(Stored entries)
— Start —
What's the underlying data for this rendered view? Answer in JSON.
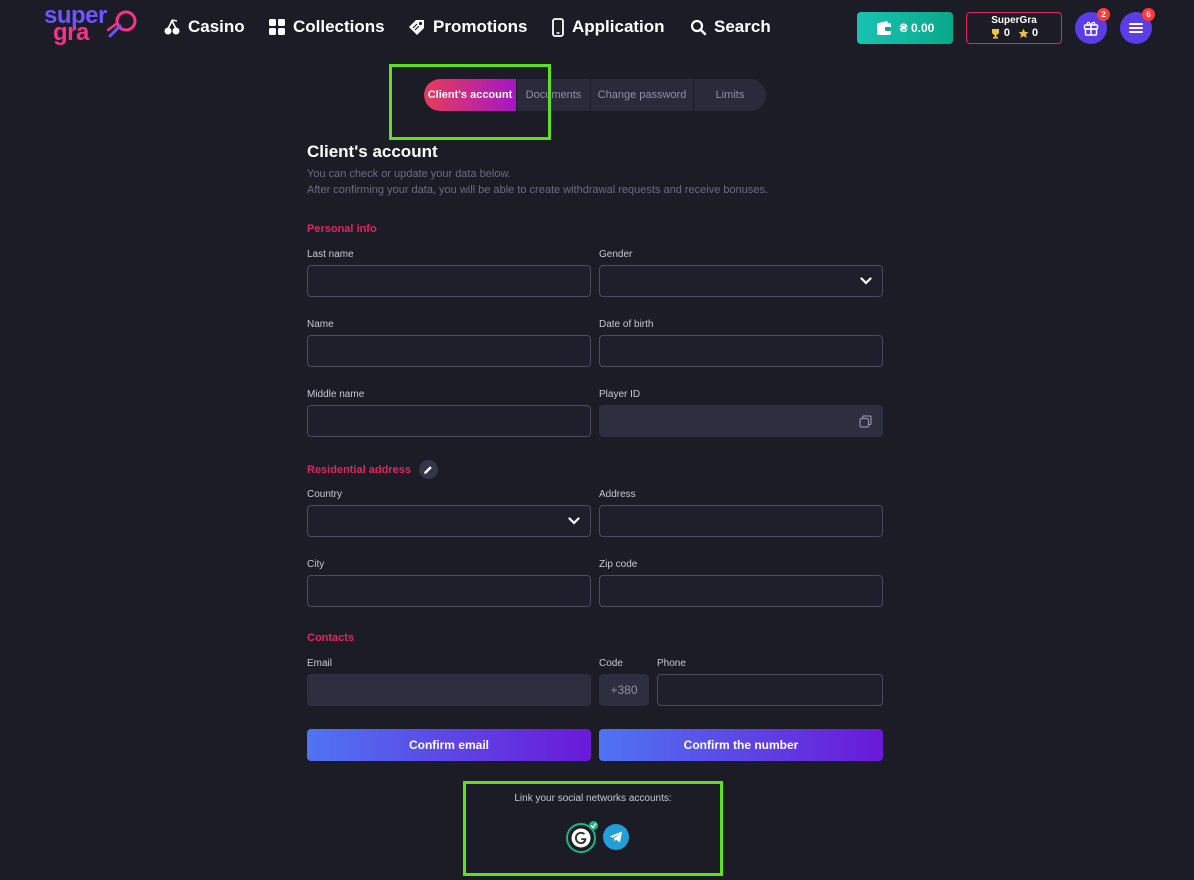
{
  "header": {
    "logo_line1": "super",
    "logo_line2": "gra",
    "nav": [
      {
        "label": "Casino",
        "icon": "cherries-icon"
      },
      {
        "label": "Collections",
        "icon": "grid-icon"
      },
      {
        "label": "Promotions",
        "icon": "tag-icon"
      },
      {
        "label": "Application",
        "icon": "phone-icon"
      },
      {
        "label": "Search",
        "icon": "search-icon"
      }
    ],
    "wallet_balance": "₴ 0.00",
    "username": "SuperGra",
    "trophies": "0",
    "stars": "0",
    "gift_badge": "2",
    "menu_badge": "6"
  },
  "tabs": [
    {
      "label": "Client's account",
      "active": true
    },
    {
      "label": "Documents",
      "active": false
    },
    {
      "label": "Change password",
      "active": false
    },
    {
      "label": "Limits",
      "active": false
    }
  ],
  "page": {
    "title": "Client's account",
    "subtitle1": "You can check or update your data below.",
    "subtitle2": "After confirming your data, you will be able to create withdrawal requests and receive bonuses."
  },
  "personal": {
    "title": "Personal info",
    "last_name": "Last name",
    "gender": "Gender",
    "name": "Name",
    "dob": "Date of birth",
    "middle_name": "Middle name",
    "player_id": "Player ID"
  },
  "address": {
    "title": "Residential address",
    "country": "Country",
    "address": "Address",
    "city": "City",
    "zip": "Zip code"
  },
  "contacts": {
    "title": "Contacts",
    "email": "Email",
    "code": "Code",
    "phone": "Phone",
    "code_value": "+380"
  },
  "buttons": {
    "confirm_email": "Confirm email",
    "confirm_number": "Confirm the number"
  },
  "social": {
    "text": "Link your social networks accounts:"
  },
  "colors": {
    "accent": "#e2245d",
    "highlight": "#5fe01c",
    "wallet": "#17c3b2"
  }
}
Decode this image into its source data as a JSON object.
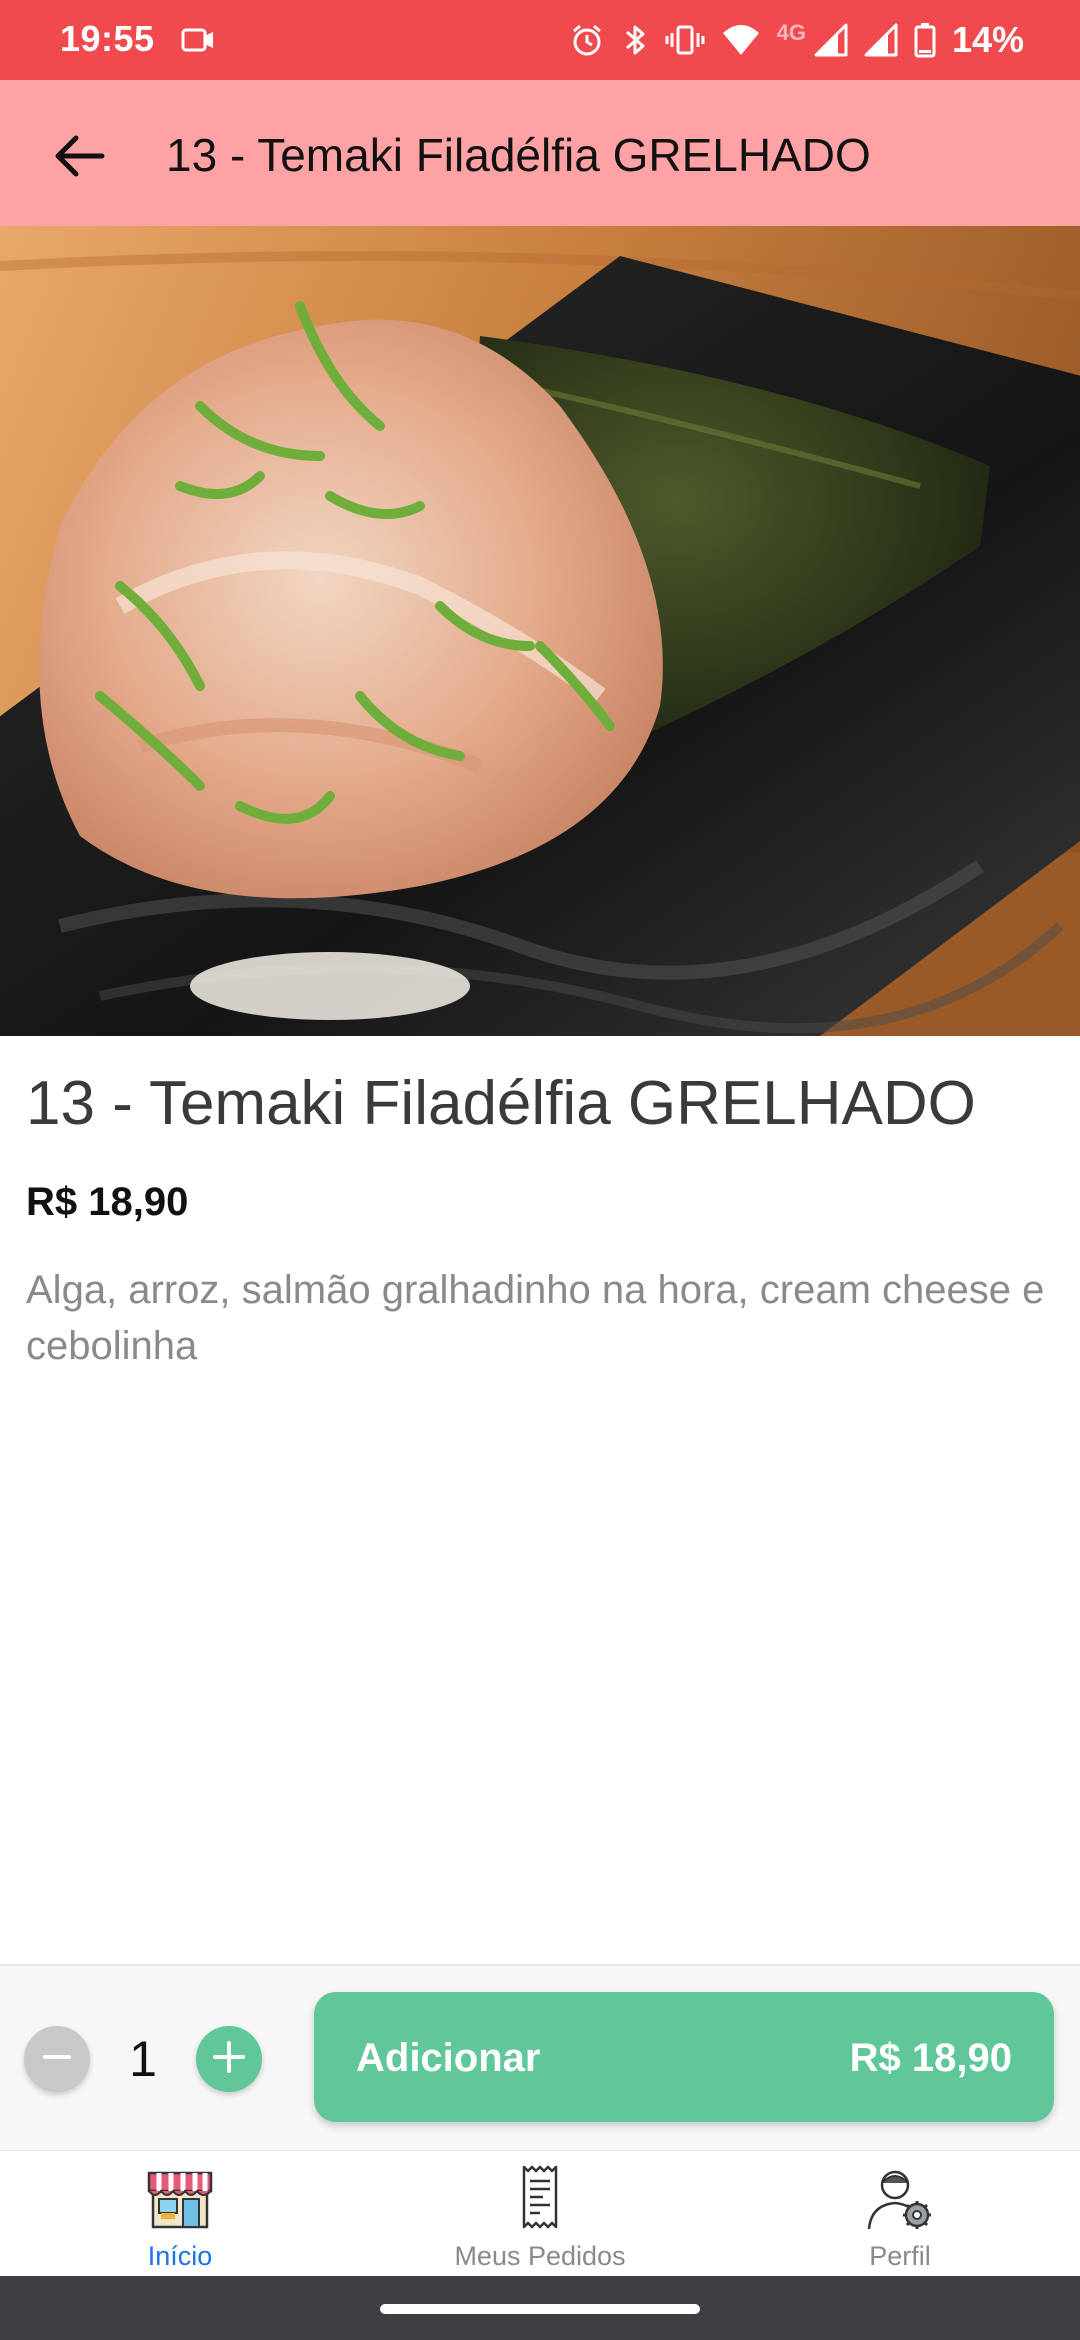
— End —
State how many lines of the listing include "data", and nothing more.

#### EXERCISE RESULT:
4